• [WORK INSTRUCTIONS] Please find all lines in the data that hold the string "interfere" and copy them.

• [EXCERPTED DATA]
▼

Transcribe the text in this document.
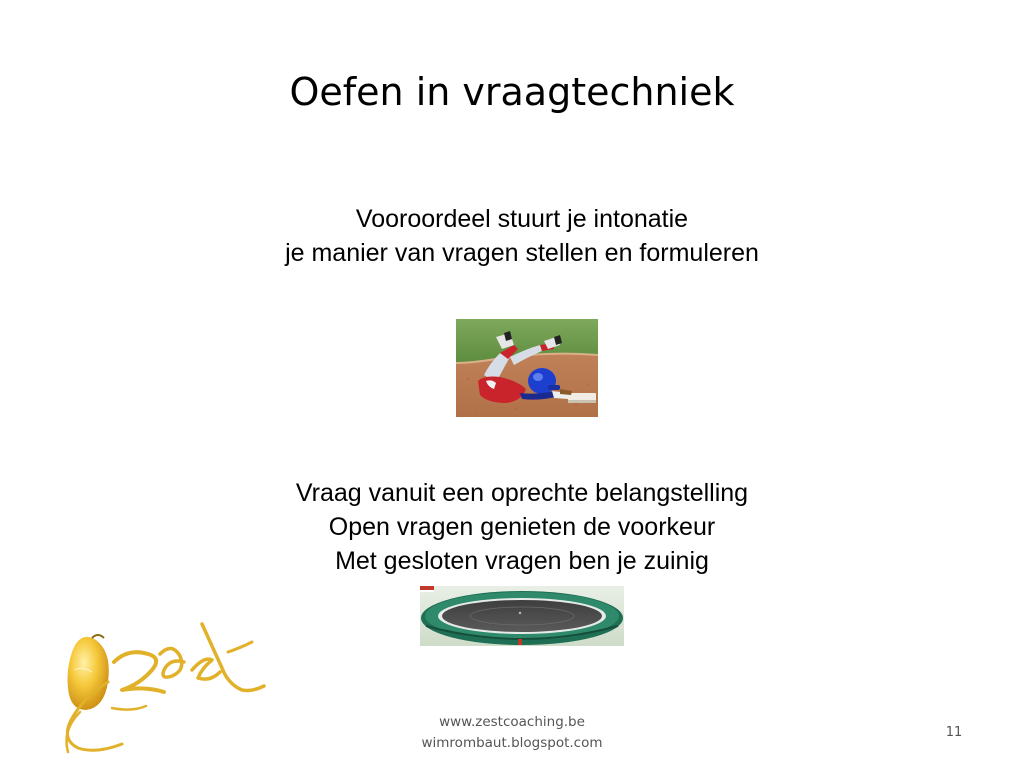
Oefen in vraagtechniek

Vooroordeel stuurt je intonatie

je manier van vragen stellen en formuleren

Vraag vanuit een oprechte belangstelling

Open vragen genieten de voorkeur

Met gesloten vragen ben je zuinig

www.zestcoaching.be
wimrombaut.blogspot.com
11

▲
▼

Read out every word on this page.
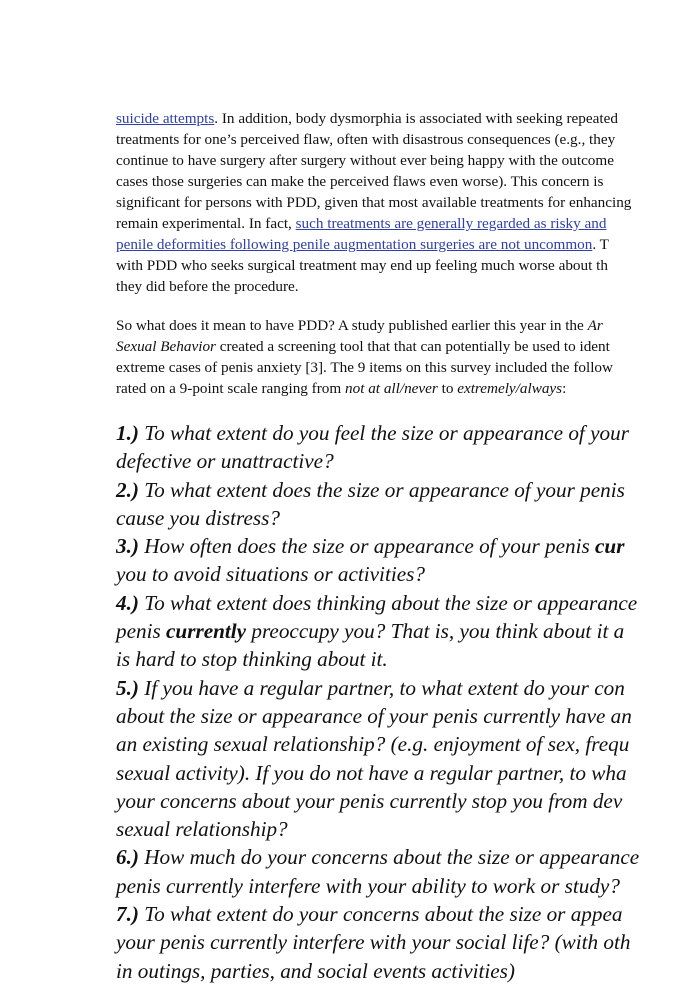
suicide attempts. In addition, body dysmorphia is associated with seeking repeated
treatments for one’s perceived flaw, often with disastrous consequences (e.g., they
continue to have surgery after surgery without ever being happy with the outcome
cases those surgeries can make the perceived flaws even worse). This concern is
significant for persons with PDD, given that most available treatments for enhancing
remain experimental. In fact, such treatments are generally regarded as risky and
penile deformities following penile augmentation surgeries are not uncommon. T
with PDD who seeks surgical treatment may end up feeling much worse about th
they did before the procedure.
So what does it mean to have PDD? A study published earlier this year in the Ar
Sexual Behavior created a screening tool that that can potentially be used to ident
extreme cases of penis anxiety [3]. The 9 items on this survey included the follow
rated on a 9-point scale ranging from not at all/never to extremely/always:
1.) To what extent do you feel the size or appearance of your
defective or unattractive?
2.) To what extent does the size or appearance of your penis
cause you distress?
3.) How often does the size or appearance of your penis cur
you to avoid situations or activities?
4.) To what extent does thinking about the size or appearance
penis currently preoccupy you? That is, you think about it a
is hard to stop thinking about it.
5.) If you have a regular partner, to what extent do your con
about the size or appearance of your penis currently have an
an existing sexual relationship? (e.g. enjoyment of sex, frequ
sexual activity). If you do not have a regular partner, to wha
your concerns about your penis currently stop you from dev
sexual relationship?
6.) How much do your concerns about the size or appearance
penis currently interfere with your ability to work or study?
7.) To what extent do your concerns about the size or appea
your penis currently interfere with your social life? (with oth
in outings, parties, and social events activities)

▲

• [FINISHED EXERCISE]
penis currently interfere with your ability to work or study?
your penis currently interfere with your social life? (with oth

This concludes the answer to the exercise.